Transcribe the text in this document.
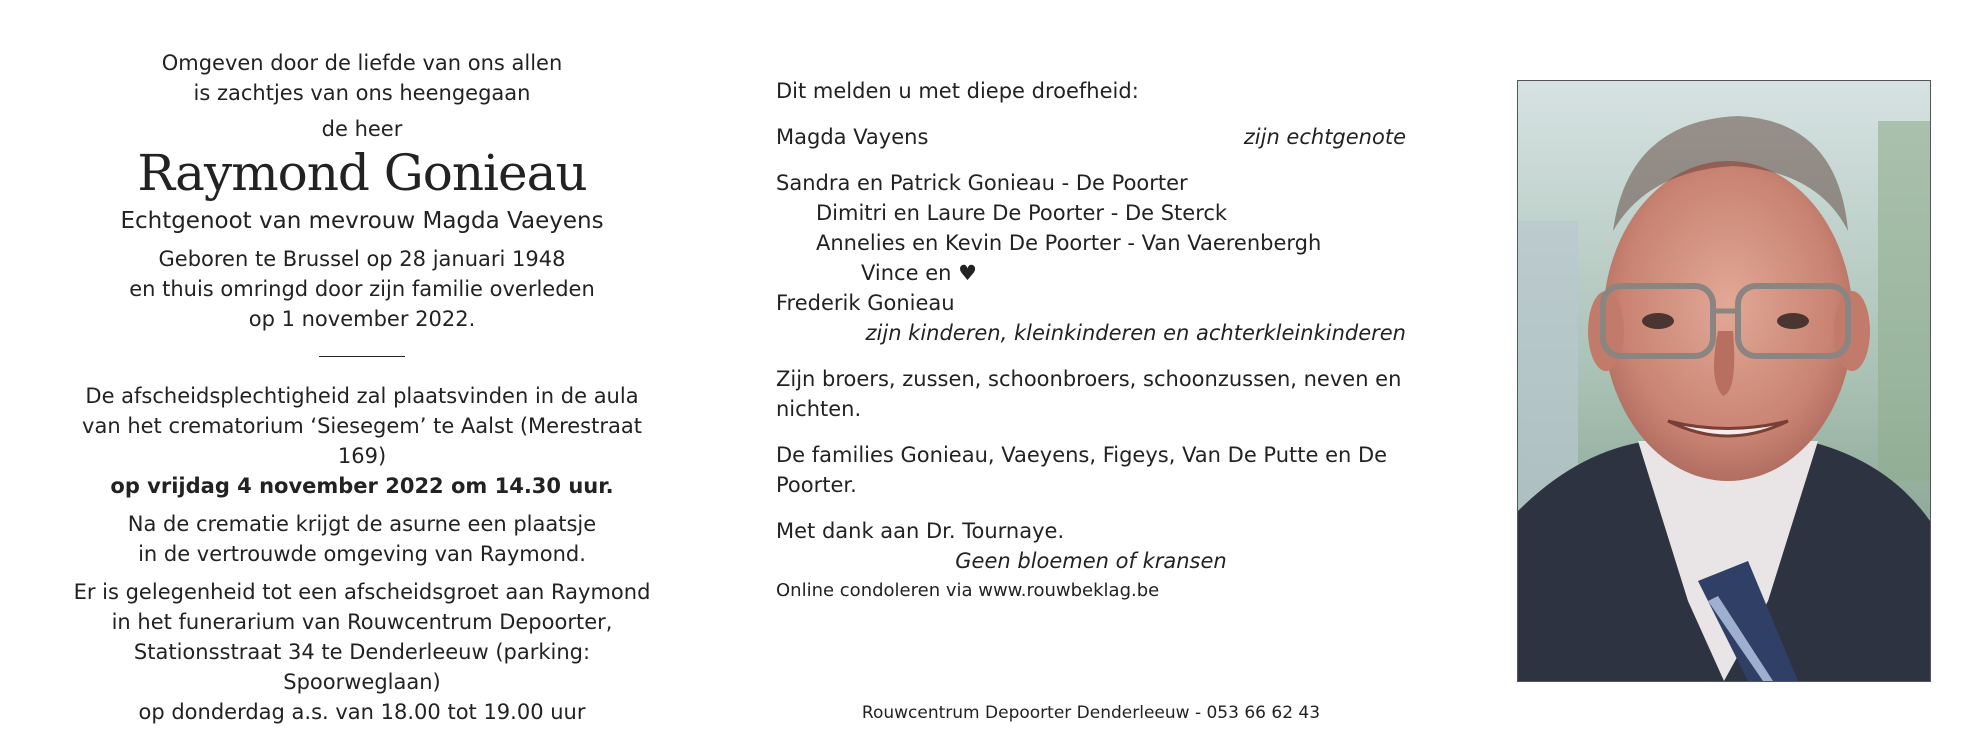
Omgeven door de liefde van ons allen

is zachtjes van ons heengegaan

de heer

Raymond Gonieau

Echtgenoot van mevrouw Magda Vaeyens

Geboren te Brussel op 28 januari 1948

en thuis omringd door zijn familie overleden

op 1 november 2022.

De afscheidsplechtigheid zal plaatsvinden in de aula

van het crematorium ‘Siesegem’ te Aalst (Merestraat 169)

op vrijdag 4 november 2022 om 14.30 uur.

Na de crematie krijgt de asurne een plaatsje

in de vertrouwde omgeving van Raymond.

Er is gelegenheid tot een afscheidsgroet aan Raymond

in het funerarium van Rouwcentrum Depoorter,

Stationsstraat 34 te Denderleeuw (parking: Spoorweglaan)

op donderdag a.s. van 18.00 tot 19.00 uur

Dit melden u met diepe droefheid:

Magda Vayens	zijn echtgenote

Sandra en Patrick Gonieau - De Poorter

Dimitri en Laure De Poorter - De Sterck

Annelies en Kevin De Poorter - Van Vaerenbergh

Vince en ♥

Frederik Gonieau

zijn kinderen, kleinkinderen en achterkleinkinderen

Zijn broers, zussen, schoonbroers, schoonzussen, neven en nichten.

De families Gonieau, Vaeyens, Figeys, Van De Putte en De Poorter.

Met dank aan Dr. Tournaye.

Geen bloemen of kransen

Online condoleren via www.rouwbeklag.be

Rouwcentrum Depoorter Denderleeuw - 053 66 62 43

## TASK
In the listing, find every line with the word "Raymond" and state how many there are, nothing more.

## TASK RESULT
3